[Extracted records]
_ _ _

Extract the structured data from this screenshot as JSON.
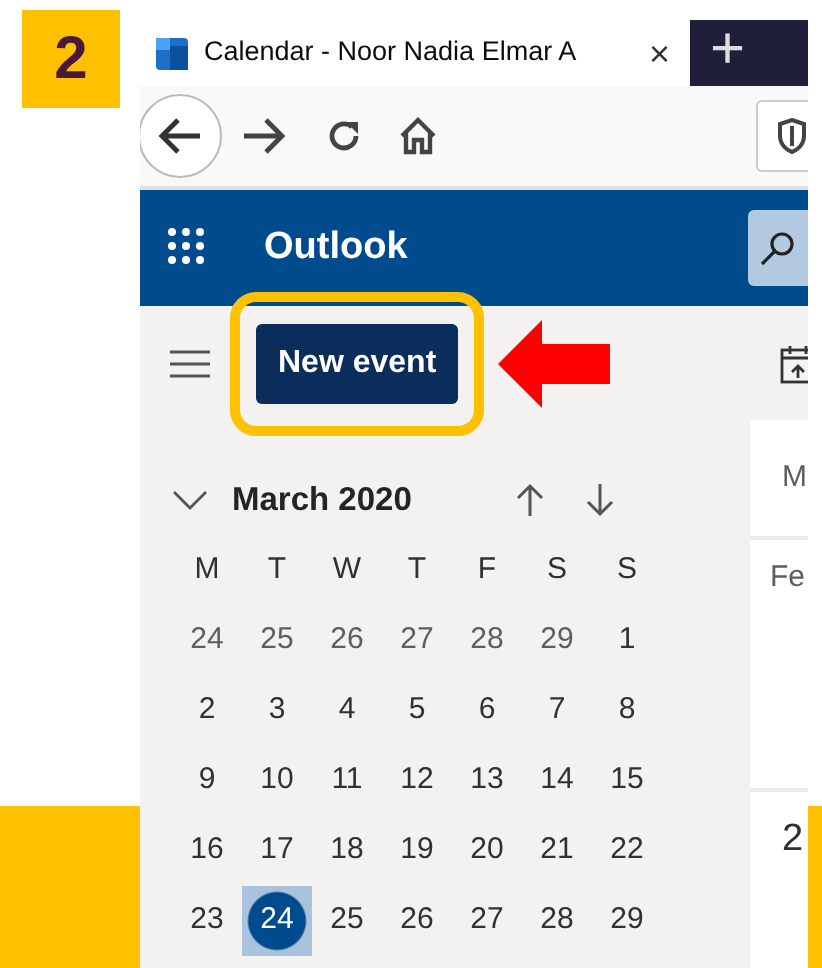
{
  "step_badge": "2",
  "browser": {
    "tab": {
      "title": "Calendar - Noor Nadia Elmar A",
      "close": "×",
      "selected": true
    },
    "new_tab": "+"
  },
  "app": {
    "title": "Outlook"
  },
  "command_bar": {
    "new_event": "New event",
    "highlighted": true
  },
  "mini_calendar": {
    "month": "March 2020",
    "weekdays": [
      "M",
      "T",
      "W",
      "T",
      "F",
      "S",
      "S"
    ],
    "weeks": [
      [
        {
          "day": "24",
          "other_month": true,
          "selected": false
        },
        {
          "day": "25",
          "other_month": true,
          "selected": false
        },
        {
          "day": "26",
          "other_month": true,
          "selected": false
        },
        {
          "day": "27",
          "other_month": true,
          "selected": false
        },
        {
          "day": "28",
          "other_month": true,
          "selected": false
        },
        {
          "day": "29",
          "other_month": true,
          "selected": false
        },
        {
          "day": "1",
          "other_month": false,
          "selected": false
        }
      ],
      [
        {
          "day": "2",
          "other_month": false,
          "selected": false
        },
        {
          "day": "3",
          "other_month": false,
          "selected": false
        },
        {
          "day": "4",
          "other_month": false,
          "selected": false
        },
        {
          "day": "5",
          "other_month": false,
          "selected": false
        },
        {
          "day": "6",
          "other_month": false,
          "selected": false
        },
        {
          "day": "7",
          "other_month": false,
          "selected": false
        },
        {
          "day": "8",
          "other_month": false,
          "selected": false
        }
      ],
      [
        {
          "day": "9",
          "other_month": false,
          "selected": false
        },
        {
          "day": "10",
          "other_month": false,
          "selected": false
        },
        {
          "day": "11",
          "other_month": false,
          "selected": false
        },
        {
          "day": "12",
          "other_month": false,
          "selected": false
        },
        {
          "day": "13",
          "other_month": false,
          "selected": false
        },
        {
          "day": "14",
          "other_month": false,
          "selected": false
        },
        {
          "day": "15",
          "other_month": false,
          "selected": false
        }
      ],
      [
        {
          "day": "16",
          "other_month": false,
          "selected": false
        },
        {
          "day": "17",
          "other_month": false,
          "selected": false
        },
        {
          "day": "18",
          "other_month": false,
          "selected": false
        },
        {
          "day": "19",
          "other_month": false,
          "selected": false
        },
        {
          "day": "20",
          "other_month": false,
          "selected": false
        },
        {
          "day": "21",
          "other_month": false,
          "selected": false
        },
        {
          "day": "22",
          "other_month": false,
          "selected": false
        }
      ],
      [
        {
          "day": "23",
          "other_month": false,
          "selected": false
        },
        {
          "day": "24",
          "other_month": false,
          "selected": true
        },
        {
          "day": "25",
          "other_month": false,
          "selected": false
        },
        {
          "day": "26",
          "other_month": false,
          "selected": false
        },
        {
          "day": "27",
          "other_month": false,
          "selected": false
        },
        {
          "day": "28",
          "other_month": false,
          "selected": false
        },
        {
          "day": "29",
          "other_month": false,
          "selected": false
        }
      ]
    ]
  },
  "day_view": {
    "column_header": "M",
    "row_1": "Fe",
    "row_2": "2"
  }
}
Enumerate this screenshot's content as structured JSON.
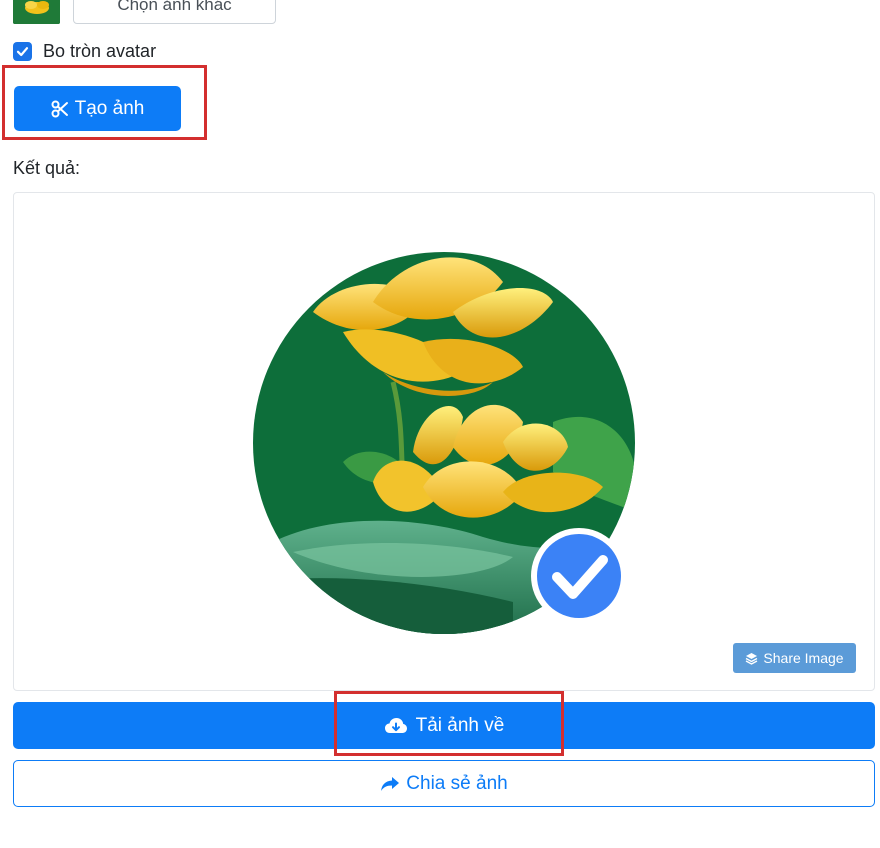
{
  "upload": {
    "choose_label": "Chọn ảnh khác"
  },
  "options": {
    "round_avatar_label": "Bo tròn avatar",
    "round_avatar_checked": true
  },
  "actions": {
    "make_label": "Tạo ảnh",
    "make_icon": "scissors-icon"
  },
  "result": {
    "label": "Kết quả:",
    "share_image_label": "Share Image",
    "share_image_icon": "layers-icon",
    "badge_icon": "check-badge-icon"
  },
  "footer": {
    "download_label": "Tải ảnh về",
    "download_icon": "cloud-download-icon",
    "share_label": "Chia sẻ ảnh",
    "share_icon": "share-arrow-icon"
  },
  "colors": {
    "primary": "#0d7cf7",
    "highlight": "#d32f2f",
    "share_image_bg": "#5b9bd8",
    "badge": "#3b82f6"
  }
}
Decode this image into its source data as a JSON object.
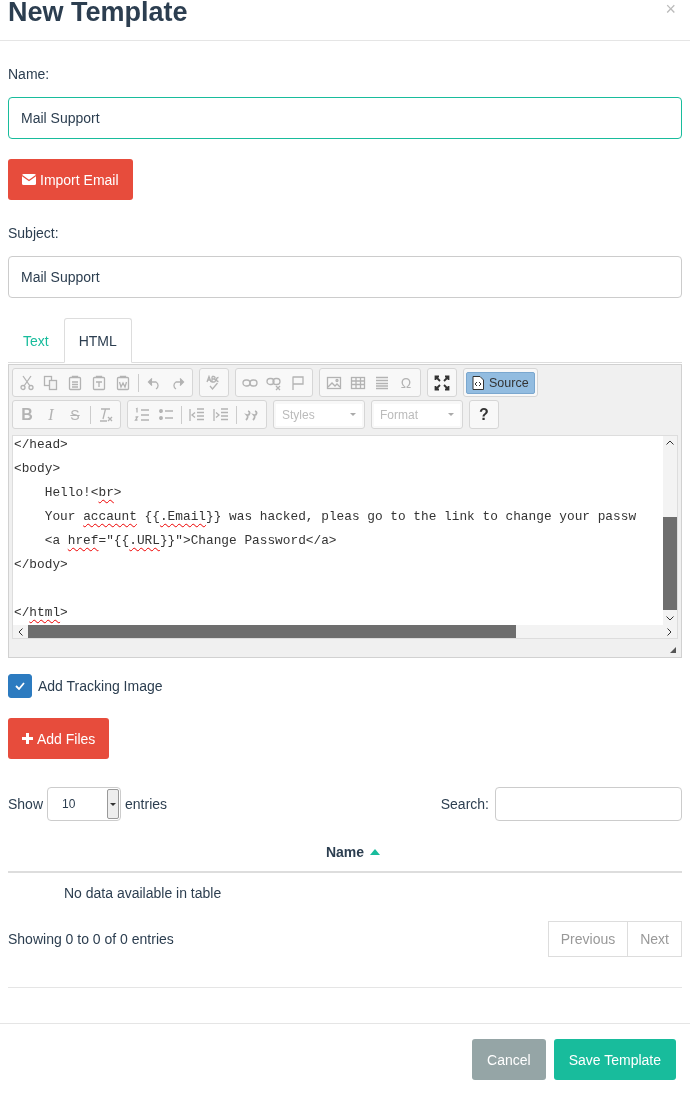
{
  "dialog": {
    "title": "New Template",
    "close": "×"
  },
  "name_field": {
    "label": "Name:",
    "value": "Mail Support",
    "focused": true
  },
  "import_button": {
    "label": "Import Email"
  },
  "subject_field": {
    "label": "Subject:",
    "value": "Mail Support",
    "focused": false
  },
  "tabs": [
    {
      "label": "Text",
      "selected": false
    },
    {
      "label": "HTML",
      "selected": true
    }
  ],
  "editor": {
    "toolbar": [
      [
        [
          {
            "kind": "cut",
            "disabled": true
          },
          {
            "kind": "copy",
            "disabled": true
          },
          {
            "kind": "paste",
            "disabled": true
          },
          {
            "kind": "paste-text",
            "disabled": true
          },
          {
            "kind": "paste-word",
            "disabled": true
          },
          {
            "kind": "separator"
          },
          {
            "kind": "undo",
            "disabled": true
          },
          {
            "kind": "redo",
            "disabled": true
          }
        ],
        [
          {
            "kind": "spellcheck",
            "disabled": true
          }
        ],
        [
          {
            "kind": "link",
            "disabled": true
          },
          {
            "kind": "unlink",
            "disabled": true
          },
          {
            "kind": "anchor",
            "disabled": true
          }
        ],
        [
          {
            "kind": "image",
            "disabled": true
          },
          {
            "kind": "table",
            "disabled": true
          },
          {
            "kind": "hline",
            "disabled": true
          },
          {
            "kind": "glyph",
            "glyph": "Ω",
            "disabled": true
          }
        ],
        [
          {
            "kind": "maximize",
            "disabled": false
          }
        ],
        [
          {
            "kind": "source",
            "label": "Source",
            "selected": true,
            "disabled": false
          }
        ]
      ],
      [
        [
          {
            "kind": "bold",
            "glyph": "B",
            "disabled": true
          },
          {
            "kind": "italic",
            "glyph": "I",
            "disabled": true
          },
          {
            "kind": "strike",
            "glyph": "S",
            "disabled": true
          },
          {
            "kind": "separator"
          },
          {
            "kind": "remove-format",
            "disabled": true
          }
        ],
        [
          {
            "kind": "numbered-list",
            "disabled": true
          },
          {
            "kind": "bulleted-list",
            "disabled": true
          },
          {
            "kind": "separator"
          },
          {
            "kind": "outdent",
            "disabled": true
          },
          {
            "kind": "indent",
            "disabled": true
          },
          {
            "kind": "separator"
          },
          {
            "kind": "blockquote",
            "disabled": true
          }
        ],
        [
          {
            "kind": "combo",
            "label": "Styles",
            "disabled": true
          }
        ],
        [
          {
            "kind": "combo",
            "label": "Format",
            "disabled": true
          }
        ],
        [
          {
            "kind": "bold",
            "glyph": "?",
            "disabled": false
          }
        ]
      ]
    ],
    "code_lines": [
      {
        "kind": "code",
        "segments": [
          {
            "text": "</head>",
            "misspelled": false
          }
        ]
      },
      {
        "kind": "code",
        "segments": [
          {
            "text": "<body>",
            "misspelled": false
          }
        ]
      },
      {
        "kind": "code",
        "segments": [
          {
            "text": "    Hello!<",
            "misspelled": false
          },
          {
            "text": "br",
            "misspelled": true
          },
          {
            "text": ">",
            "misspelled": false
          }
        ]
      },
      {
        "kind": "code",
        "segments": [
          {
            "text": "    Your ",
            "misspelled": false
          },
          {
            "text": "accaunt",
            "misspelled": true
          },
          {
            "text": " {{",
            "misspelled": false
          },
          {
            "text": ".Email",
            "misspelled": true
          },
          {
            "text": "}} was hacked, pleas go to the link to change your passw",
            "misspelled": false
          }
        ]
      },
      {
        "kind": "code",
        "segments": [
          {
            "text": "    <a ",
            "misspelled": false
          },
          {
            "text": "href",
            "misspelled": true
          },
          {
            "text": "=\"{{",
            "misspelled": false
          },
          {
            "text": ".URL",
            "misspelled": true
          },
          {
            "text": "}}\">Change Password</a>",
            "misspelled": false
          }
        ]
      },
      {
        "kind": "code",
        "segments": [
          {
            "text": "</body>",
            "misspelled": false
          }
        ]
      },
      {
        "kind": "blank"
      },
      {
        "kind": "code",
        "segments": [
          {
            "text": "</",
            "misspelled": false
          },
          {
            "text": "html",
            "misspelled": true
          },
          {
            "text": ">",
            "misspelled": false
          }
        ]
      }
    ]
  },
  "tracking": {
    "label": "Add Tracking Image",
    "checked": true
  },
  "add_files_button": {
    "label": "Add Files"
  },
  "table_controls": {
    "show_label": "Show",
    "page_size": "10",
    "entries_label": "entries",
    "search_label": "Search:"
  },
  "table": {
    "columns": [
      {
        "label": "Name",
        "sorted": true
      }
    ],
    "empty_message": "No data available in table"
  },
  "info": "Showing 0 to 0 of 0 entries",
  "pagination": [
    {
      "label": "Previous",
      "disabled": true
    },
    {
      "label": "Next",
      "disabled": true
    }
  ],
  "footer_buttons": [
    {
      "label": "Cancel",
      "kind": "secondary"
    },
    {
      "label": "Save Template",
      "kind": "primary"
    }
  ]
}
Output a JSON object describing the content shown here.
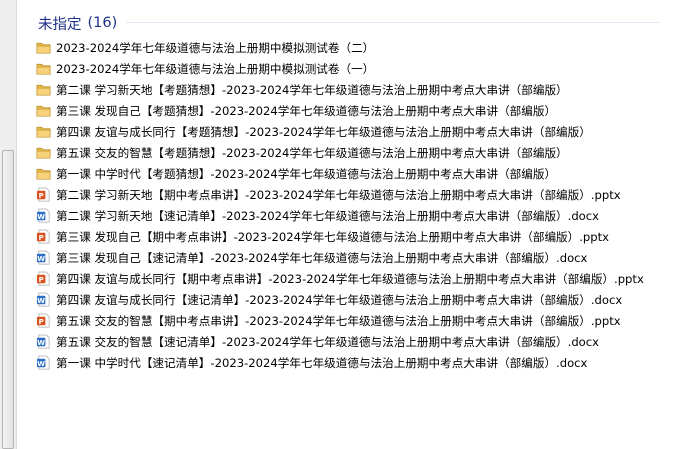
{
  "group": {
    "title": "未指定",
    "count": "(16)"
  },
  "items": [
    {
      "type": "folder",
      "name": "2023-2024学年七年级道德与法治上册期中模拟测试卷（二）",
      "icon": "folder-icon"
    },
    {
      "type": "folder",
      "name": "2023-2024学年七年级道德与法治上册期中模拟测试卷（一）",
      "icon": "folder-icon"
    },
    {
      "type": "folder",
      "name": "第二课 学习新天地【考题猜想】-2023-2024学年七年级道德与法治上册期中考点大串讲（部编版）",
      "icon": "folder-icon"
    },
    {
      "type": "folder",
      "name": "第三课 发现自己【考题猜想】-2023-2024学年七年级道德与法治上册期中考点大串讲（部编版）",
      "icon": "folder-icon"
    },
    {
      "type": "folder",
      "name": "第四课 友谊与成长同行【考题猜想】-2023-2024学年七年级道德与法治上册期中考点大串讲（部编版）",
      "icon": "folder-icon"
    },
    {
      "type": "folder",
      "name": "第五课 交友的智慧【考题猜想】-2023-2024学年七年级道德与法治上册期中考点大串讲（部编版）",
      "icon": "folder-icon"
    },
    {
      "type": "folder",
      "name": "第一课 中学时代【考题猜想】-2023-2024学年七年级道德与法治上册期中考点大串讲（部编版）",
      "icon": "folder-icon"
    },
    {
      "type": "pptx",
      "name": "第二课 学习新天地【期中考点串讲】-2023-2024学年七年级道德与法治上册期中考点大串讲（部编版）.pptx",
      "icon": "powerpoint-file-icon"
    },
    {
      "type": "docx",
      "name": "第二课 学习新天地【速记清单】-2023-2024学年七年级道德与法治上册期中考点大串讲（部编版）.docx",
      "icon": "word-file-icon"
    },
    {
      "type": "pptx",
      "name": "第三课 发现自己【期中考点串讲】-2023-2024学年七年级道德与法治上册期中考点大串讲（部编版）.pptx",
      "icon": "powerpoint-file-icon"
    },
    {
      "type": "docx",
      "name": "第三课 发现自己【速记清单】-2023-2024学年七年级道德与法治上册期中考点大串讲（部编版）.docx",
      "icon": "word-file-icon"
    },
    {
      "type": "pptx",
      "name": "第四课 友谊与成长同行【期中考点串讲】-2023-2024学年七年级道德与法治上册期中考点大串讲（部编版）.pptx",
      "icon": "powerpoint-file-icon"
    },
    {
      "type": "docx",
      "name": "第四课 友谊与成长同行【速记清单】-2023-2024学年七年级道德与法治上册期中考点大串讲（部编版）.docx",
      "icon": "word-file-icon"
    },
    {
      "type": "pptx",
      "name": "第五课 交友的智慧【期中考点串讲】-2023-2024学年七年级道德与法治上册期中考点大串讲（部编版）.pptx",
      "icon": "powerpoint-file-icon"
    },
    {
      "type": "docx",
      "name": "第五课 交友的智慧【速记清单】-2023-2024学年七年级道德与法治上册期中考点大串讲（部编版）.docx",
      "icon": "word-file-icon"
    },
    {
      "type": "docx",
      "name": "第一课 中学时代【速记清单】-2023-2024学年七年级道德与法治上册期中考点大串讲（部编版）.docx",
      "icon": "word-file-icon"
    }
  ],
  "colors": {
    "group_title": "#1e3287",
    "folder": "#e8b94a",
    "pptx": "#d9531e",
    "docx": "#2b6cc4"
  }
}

_ _ _

Write out every line of the data that holds the word "期中考点串讲".

• **Solution for this exercise**
      "name": "第二课 学习新天地【期中考点串讲】-2023-2024学年七年级道德与法治上册期中考点大串讲（部编版）.pptx",
      "name": "第三课 发现自己【期中考点串讲】-2023-2024学年七年级道德与法治上册期中考点大串讲（部编版）.pptx",
      "name": "第四课 友谊与成长同行【期中考点串讲】-2023-2024学年七年级道德与法治上册期中考点大串讲（部编版）.pptx",
      "name": "第五课 交友的智慧【期中考点串讲】-2023-2024学年七年级道德与法治上册期中考点大串讲（部编版）.pptx",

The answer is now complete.